### Challenge
Copy down all of the data underneath, exactly as shown.

Stored data entries:

-=-=-=-=-

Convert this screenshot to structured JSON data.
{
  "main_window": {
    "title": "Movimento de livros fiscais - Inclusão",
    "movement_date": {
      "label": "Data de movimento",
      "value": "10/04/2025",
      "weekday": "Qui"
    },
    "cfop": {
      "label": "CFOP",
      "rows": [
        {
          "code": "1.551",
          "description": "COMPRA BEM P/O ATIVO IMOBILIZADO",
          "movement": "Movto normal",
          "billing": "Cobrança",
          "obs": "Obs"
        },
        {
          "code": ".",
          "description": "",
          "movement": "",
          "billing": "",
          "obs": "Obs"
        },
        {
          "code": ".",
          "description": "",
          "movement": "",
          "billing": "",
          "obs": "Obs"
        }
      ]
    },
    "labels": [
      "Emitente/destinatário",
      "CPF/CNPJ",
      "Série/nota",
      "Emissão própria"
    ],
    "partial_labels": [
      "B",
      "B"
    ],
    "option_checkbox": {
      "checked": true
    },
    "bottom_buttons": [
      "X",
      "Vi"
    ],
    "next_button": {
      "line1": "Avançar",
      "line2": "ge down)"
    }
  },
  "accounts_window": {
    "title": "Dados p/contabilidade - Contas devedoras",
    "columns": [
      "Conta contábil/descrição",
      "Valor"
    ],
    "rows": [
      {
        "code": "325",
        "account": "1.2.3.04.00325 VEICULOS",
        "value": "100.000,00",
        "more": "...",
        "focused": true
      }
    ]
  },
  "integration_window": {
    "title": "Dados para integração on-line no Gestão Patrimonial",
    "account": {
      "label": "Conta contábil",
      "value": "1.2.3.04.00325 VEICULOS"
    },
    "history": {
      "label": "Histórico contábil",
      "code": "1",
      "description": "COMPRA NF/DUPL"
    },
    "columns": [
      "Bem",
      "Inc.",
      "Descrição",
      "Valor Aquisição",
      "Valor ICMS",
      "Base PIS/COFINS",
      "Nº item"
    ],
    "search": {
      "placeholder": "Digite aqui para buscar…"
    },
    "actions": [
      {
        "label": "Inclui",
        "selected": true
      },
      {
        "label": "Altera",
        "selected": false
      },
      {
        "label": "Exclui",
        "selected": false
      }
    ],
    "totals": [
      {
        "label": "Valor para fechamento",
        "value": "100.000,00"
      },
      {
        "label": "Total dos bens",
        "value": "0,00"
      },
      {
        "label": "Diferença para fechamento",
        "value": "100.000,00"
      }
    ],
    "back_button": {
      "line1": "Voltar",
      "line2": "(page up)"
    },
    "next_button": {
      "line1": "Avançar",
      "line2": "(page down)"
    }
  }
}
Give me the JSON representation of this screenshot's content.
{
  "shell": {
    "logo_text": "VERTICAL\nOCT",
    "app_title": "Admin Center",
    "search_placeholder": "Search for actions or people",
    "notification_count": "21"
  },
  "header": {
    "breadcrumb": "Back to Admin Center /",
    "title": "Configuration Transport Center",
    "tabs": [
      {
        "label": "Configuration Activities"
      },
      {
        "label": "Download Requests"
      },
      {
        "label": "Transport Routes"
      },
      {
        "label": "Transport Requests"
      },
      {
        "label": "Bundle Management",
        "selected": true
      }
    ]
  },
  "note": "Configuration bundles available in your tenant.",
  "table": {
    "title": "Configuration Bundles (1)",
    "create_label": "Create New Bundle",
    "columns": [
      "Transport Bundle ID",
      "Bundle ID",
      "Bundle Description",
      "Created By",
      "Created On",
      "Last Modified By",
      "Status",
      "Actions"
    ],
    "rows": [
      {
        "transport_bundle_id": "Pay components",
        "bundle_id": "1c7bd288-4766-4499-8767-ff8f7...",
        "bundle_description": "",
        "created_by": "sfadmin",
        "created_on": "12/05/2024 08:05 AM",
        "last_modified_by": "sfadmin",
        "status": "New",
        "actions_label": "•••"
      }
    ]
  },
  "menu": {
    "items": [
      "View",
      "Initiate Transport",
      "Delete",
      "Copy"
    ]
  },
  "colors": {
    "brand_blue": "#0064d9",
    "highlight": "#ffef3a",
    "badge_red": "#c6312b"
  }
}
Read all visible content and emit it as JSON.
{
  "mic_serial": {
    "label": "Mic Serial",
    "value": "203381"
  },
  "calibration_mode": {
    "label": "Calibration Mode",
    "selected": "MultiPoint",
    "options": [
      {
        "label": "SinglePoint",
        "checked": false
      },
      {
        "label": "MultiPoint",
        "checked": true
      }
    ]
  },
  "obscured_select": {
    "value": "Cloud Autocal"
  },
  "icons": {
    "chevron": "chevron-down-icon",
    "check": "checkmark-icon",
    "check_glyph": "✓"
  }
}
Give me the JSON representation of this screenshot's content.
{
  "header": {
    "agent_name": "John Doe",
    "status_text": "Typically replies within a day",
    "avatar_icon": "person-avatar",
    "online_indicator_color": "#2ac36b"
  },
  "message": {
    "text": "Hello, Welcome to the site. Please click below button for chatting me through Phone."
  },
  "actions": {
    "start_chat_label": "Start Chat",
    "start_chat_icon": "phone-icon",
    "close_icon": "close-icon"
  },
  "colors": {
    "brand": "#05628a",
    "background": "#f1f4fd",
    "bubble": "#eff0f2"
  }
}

-=-=-=-=-

### Solution for this exercise
Convert this screenshot to structured JSON data.
{
  "main_window": {
    "title": "Movimento de livros fiscais - Inclusão",
    "movement_date": {
      "label": "Data de movimento",
      "value": "10/04/2025",
      "weekday": "Qui"
    },
    "cfop": {
      "label": "CFOP",
      "rows": [
        {
          "code": "1.551",
          "description": "COMPRA BEM P/O ATIVO IMOBILIZADO",
          "movement": "Movto normal",
          "billing": "Cobrança",
          "obs": "Obs"
        },
        {
          "code": ".",
          "description": "",
          "movement": "",
          "billing": "",
          "obs": "Obs"
        },
        {
          "code": ".",
          "description": "",
          "movement": "",
          "billing": "",
          "obs": "Obs"
        }
      ]
    },
    "labels": [
      "Emitente/destinatário",
      "CPF/CNPJ",
      "Série/nota",
      "Emissão própria"
    ],
    "partial_labels": [
      "B",
      "B"
    ],
    "option_checkbox": {
      "checked": true
    },
    "bottom_buttons": [
      "X",
      "Vi"
    ],
    "next_button": {
      "line1": "Avançar",
      "line2": "ge down)"
    }
  },
  "accounts_window": {
    "title": "Dados p/contabilidade - Contas devedoras",
    "columns": [
      "Conta contábil/descrição",
      "Valor"
    ],
    "rows": [
      {
        "code": "325",
        "account": "1.2.3.04.00325 VEICULOS",
        "value": "100.000,00",
        "more": "...",
        "focused": true
      }
    ]
  },
  "integration_window": {
    "title": "Dados para integração on-line no Gestão Patrimonial",
    "account": {
      "label": "Conta contábil",
      "value": "1.2.3.04.00325 VEICULOS"
    },
    "history": {
      "label": "Histórico contábil",
      "code": "1",
      "description": "COMPRA NF/DUPL"
    },
    "columns": [
      "Bem",
      "Inc.",
      "Descrição",
      "Valor Aquisição",
      "Valor ICMS",
      "Base PIS/COFINS",
      "Nº item"
    ],
    "search": {
      "placeholder": "Digite aqui para buscar…"
    },
    "actions": [
      {
        "label": "Inclui",
        "selected": true
      },
      {
        "label": "Altera",
        "selected": false
      },
      {
        "label": "Exclui",
        "selected": false
      }
    ],
    "totals": [
      {
        "label": "Valor para fechamento",
        "value": "100.000,00"
      },
      {
        "label": "Total dos bens",
        "value": "0,00"
      },
      {
        "label": "Diferença para fechamento",
        "value": "100.000,00"
      }
    ],
    "back_button": {
      "line1": "Voltar",
      "line2": "(page up)"
    },
    "next_button": {
      "line1": "Avançar",
      "line2": "(page down)"
    }
  }
}
Give me the JSON representation of this screenshot's content.
{
  "shell": {
    "logo_text": "VERTICAL\nOCT",
    "app_title": "Admin Center",
    "search_placeholder": "Search for actions or people",
    "notification_count": "21"
  },
  "header": {
    "breadcrumb": "Back to Admin Center /",
    "title": "Configuration Transport Center",
    "tabs": [
      {
        "label": "Configuration Activities"
      },
      {
        "label": "Download Requests"
      },
      {
        "label": "Transport Routes"
      },
      {
        "label": "Transport Requests"
      },
      {
        "label": "Bundle Management",
        "selected": true
      }
    ]
  },
  "note": "Configuration bundles available in your tenant.",
  "table": {
    "title": "Configuration Bundles (1)",
    "create_label": "Create New Bundle",
    "columns": [
      "Transport Bundle ID",
      "Bundle ID",
      "Bundle Description",
      "Created By",
      "Created On",
      "Last Modified By",
      "Status",
      "Actions"
    ],
    "rows": [
      {
        "transport_bundle_id": "Pay components",
        "bundle_id": "1c7bd288-4766-4499-8767-ff8f7...",
        "bundle_description": "",
        "created_by": "sfadmin",
        "created_on": "12/05/2024 08:05 AM",
        "last_modified_by": "sfadmin",
        "status": "New",
        "actions_label": "•••"
      }
    ]
  },
  "menu": {
    "items": [
      "View",
      "Initiate Transport",
      "Delete",
      "Copy"
    ]
  },
  "colors": {
    "brand_blue": "#0064d9",
    "highlight": "#ffef3a",
    "badge_red": "#c6312b"
  }
}
Read all visible content and emit it as JSON.
{
  "mic_serial": {
    "label": "Mic Serial",
    "value": "203381"
  },
  "calibration_mode": {
    "label": "Calibration Mode",
    "selected": "MultiPoint",
    "options": [
      {
        "label": "SinglePoint",
        "checked": false
      },
      {
        "label": "MultiPoint",
        "checked": true
      }
    ]
  },
  "obscured_select": {
    "value": "Cloud Autocal"
  },
  "icons": {
    "chevron": "chevron-down-icon",
    "check": "checkmark-icon",
    "check_glyph": "✓"
  }
}
Give me the JSON representation of this screenshot's content.
{
  "header": {
    "agent_name": "John Doe",
    "status_text": "Typically replies within a day",
    "avatar_icon": "person-avatar",
    "online_indicator_color": "#2ac36b"
  },
  "message": {
    "text": "Hello, Welcome to the site. Please click below button for chatting me through Phone."
  },
  "actions": {
    "start_chat_label": "Start Chat",
    "start_chat_icon": "phone-icon",
    "close_icon": "close-icon"
  },
  "colors": {
    "brand": "#05628a",
    "background": "#f1f4fd",
    "bubble": "#eff0f2"
  }
}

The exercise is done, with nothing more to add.